▸ **Directions**: Retype the records that come next, word for word.

(Stored data)
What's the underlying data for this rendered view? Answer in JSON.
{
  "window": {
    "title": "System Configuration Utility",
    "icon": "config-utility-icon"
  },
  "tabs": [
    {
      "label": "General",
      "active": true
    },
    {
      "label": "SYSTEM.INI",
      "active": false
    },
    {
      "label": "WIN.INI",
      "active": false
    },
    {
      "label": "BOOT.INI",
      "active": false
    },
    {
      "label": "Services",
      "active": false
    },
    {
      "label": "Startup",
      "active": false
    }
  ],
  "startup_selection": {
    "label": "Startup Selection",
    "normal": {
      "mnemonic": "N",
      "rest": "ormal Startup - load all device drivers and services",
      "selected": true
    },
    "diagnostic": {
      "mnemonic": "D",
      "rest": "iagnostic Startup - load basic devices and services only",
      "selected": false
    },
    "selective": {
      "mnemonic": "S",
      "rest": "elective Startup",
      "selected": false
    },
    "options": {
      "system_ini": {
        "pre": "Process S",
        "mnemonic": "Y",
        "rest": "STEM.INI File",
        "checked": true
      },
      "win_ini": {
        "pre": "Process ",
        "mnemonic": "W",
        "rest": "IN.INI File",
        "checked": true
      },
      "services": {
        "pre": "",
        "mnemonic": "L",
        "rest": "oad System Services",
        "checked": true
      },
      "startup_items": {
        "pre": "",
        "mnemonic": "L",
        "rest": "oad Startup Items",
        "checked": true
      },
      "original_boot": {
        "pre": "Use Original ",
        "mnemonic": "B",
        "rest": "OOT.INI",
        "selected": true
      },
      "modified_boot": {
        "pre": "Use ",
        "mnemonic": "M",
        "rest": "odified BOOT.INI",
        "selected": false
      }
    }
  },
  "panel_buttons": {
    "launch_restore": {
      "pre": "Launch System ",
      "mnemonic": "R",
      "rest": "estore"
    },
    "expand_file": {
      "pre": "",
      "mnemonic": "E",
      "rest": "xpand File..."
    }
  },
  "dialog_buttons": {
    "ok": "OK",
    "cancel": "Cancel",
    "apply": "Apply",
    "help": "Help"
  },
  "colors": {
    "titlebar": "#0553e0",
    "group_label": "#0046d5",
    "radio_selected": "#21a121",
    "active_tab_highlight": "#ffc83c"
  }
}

▸ **Correct answer**:
What's the underlying data for this rendered view? Answer in JSON.
{
  "window": {
    "title": "System Configuration Utility",
    "icon": "config-utility-icon"
  },
  "tabs": [
    {
      "label": "General",
      "active": true
    },
    {
      "label": "SYSTEM.INI",
      "active": false
    },
    {
      "label": "WIN.INI",
      "active": false
    },
    {
      "label": "BOOT.INI",
      "active": false
    },
    {
      "label": "Services",
      "active": false
    },
    {
      "label": "Startup",
      "active": false
    }
  ],
  "startup_selection": {
    "label": "Startup Selection",
    "normal": {
      "mnemonic": "N",
      "rest": "ormal Startup - load all device drivers and services",
      "selected": true
    },
    "diagnostic": {
      "mnemonic": "D",
      "rest": "iagnostic Startup - load basic devices and services only",
      "selected": false
    },
    "selective": {
      "mnemonic": "S",
      "rest": "elective Startup",
      "selected": false
    },
    "options": {
      "system_ini": {
        "pre": "Process S",
        "mnemonic": "Y",
        "rest": "STEM.INI File",
        "checked": true
      },
      "win_ini": {
        "pre": "Process ",
        "mnemonic": "W",
        "rest": "IN.INI File",
        "checked": true
      },
      "services": {
        "pre": "",
        "mnemonic": "L",
        "rest": "oad System Services",
        "checked": true
      },
      "startup_items": {
        "pre": "",
        "mnemonic": "L",
        "rest": "oad Startup Items",
        "checked": true
      },
      "original_boot": {
        "pre": "Use Original ",
        "mnemonic": "B",
        "rest": "OOT.INI",
        "selected": true
      },
      "modified_boot": {
        "pre": "Use ",
        "mnemonic": "M",
        "rest": "odified BOOT.INI",
        "selected": false
      }
    }
  },
  "panel_buttons": {
    "launch_restore": {
      "pre": "Launch System ",
      "mnemonic": "R",
      "rest": "estore"
    },
    "expand_file": {
      "pre": "",
      "mnemonic": "E",
      "rest": "xpand File..."
    }
  },
  "dialog_buttons": {
    "ok": "OK",
    "cancel": "Cancel",
    "apply": "Apply",
    "help": "Help"
  },
  "colors": {
    "titlebar": "#0553e0",
    "group_label": "#0046d5",
    "radio_selected": "#21a121",
    "active_tab_highlight": "#ffc83c"
  }
}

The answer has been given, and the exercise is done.